* YOUR OBJECTIVE
Output the entries verbatim, including every line.

--- Start ---

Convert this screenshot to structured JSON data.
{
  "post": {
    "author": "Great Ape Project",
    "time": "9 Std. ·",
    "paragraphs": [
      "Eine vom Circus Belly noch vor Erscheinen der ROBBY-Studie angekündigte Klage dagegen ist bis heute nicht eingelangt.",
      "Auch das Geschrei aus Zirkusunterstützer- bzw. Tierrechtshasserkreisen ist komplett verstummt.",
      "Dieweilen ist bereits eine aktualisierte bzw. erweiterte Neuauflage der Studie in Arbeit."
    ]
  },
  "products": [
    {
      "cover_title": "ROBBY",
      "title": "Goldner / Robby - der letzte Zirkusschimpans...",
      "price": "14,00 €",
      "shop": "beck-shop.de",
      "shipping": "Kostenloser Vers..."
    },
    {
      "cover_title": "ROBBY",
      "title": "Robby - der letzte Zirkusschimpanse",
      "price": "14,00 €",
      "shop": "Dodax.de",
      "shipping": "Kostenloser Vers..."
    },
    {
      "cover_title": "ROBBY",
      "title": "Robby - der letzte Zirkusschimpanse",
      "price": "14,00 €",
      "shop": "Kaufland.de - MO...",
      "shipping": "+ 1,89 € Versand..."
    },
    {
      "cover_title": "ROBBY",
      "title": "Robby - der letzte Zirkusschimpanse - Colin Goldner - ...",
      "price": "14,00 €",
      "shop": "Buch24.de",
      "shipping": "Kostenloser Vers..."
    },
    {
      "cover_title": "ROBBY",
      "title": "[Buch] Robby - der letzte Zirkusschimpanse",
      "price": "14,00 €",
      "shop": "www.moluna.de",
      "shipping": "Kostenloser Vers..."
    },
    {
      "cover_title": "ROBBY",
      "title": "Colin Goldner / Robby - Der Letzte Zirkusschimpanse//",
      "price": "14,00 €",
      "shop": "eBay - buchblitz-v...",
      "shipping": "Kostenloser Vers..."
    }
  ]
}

--- End ---

* ANSWER TO THE TASK
Convert this screenshot to structured JSON data.
{
  "post": {
    "author": "Great Ape Project",
    "time": "9 Std. ·",
    "paragraphs": [
      "Eine vom Circus Belly noch vor Erscheinen der ROBBY-Studie angekündigte Klage dagegen ist bis heute nicht eingelangt.",
      "Auch das Geschrei aus Zirkusunterstützer- bzw. Tierrechtshasserkreisen ist komplett verstummt.",
      "Dieweilen ist bereits eine aktualisierte bzw. erweiterte Neuauflage der Studie in Arbeit."
    ]
  },
  "products": [
    {
      "cover_title": "ROBBY",
      "title": "Goldner / Robby - der letzte Zirkusschimpans...",
      "price": "14,00 €",
      "shop": "beck-shop.de",
      "shipping": "Kostenloser Vers..."
    },
    {
      "cover_title": "ROBBY",
      "title": "Robby - der letzte Zirkusschimpanse",
      "price": "14,00 €",
      "shop": "Dodax.de",
      "shipping": "Kostenloser Vers..."
    },
    {
      "cover_title": "ROBBY",
      "title": "Robby - der letzte Zirkusschimpanse",
      "price": "14,00 €",
      "shop": "Kaufland.de - MO...",
      "shipping": "+ 1,89 € Versand..."
    },
    {
      "cover_title": "ROBBY",
      "title": "Robby - der letzte Zirkusschimpanse - Colin Goldner - ...",
      "price": "14,00 €",
      "shop": "Buch24.de",
      "shipping": "Kostenloser Vers..."
    },
    {
      "cover_title": "ROBBY",
      "title": "[Buch] Robby - der letzte Zirkusschimpanse",
      "price": "14,00 €",
      "shop": "www.moluna.de",
      "shipping": "Kostenloser Vers..."
    },
    {
      "cover_title": "ROBBY",
      "title": "Colin Goldner / Robby - Der Letzte Zirkusschimpanse//",
      "price": "14,00 €",
      "shop": "eBay - buchblitz-v...",
      "shipping": "Kostenloser Vers..."
    }
  ]
}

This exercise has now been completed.